CHALLENGE = Copy every line of the listing that holds the string "ylabel".

(Figure dataset records)

****************************************

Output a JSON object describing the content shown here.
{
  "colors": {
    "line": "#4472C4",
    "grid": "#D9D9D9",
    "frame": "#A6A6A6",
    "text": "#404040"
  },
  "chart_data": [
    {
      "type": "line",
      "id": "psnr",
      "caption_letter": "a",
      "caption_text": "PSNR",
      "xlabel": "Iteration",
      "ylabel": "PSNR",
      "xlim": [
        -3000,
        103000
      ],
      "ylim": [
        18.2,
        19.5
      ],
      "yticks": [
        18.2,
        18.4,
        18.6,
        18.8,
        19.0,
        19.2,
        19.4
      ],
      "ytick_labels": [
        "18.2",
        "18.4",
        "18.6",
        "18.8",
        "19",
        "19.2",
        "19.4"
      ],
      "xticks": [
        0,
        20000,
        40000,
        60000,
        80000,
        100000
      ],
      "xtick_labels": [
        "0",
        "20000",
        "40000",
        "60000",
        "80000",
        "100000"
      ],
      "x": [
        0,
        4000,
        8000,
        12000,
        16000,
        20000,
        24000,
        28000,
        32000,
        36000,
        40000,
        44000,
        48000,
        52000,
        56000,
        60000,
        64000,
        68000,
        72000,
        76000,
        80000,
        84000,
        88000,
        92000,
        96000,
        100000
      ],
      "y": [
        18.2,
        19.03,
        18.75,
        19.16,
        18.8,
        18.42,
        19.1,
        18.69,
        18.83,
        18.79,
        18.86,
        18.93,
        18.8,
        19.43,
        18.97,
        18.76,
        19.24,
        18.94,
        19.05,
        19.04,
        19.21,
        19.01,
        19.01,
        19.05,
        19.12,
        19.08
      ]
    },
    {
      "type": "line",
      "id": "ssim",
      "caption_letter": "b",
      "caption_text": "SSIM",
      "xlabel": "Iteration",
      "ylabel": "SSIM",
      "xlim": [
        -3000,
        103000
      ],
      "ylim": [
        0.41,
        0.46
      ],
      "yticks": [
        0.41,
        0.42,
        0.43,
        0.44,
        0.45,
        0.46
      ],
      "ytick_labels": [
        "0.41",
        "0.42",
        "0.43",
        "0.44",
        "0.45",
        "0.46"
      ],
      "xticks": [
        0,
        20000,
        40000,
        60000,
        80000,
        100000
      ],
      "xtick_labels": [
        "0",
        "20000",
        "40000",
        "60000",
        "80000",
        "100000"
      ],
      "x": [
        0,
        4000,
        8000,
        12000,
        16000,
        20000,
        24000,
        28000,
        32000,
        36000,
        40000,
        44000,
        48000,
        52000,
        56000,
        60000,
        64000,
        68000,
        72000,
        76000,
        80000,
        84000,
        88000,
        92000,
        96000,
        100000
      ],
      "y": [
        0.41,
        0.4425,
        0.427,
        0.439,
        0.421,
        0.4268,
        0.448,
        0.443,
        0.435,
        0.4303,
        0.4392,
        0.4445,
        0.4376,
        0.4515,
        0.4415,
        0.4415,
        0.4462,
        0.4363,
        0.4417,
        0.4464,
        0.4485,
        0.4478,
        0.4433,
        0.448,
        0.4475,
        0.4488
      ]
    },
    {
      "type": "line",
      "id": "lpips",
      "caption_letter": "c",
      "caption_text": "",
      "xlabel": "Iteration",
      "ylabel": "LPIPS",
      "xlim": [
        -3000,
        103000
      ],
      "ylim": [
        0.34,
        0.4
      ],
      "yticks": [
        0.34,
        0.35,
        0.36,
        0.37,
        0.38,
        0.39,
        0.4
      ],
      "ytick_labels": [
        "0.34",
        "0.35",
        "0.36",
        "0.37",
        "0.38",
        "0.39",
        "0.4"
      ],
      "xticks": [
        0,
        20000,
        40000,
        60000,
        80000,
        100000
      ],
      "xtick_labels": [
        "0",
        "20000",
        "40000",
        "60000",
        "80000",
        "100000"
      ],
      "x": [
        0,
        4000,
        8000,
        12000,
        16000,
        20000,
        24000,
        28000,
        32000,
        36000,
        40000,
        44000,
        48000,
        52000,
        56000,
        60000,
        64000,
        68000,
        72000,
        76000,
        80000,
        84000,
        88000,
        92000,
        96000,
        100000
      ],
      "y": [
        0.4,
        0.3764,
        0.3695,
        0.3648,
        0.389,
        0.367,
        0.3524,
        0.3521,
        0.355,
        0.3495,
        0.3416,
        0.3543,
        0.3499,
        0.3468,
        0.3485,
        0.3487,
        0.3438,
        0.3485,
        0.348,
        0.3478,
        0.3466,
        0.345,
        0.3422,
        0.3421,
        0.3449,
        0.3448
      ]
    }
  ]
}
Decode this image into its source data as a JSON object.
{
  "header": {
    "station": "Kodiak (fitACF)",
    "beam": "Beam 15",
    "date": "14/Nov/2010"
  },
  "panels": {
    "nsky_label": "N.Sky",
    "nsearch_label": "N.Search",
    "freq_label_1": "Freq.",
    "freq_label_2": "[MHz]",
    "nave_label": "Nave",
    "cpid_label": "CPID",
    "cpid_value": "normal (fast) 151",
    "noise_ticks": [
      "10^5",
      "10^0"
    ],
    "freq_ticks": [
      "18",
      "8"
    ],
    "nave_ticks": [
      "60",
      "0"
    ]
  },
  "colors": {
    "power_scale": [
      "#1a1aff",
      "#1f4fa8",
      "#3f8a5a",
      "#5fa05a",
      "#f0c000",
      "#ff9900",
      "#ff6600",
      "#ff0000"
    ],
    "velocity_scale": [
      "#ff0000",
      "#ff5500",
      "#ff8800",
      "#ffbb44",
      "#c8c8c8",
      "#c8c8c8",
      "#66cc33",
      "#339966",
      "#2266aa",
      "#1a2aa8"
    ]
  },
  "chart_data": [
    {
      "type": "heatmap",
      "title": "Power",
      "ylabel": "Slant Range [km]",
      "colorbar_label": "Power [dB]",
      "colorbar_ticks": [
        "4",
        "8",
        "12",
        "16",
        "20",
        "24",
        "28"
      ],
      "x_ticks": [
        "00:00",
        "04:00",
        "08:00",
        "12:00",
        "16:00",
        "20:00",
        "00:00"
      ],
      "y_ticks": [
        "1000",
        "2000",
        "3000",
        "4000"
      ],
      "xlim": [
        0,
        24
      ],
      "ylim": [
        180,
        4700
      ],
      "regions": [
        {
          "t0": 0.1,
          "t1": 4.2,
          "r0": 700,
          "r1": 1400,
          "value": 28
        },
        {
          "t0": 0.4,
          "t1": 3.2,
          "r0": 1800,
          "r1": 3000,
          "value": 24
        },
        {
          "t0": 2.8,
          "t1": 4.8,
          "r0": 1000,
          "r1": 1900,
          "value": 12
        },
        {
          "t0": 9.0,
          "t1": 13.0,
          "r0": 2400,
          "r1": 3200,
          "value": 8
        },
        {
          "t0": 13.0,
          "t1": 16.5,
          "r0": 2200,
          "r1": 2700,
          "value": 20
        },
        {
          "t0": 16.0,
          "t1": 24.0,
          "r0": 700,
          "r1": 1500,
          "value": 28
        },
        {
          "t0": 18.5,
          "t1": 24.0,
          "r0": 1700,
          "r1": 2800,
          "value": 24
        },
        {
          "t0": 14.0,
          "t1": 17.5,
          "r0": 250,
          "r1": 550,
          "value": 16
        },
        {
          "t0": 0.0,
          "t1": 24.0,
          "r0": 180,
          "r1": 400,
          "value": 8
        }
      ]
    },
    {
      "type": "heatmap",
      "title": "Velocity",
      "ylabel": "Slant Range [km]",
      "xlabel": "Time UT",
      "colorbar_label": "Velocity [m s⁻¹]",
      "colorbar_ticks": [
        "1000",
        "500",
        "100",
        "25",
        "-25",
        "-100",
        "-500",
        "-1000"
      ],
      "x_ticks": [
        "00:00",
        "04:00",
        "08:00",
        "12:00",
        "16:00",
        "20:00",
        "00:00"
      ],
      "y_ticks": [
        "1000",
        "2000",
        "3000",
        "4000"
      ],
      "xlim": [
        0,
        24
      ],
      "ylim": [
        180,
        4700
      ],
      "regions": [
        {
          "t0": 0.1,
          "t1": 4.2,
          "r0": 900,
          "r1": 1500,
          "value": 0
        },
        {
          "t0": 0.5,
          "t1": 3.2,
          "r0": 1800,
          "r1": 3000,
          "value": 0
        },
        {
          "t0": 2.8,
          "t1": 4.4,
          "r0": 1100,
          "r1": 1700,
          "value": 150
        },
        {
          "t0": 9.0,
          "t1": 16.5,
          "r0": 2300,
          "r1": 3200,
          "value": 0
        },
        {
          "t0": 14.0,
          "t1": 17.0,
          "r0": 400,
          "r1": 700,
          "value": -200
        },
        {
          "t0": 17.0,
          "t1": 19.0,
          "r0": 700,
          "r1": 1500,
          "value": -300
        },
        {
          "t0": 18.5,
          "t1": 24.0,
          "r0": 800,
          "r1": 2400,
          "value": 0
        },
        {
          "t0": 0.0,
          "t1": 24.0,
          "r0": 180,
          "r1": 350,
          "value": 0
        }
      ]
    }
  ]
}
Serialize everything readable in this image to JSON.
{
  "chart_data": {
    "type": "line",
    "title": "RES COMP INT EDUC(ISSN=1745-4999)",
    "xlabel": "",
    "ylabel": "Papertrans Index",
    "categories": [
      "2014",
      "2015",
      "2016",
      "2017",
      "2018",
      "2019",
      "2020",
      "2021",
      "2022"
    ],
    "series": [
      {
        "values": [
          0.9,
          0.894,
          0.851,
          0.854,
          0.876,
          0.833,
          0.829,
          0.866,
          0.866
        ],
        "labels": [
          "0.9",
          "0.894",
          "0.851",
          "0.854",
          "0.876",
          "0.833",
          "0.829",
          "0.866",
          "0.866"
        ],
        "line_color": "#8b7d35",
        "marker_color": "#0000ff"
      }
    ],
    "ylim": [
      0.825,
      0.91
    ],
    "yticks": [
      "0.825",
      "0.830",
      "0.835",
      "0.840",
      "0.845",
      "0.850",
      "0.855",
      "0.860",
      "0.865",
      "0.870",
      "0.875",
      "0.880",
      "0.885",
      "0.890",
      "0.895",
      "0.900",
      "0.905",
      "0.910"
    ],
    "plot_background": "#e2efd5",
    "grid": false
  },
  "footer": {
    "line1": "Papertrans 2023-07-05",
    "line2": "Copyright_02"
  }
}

****************************************

TASK OUTPUT =
      "ylabel": "PSNR",
      "ylabel": "SSIM",
      "ylabel": "LPIPS",
      "ylabel": "Slant Range [km]",
      "ylabel": "Slant Range [km]",
    "ylabel": "Papertrans Index",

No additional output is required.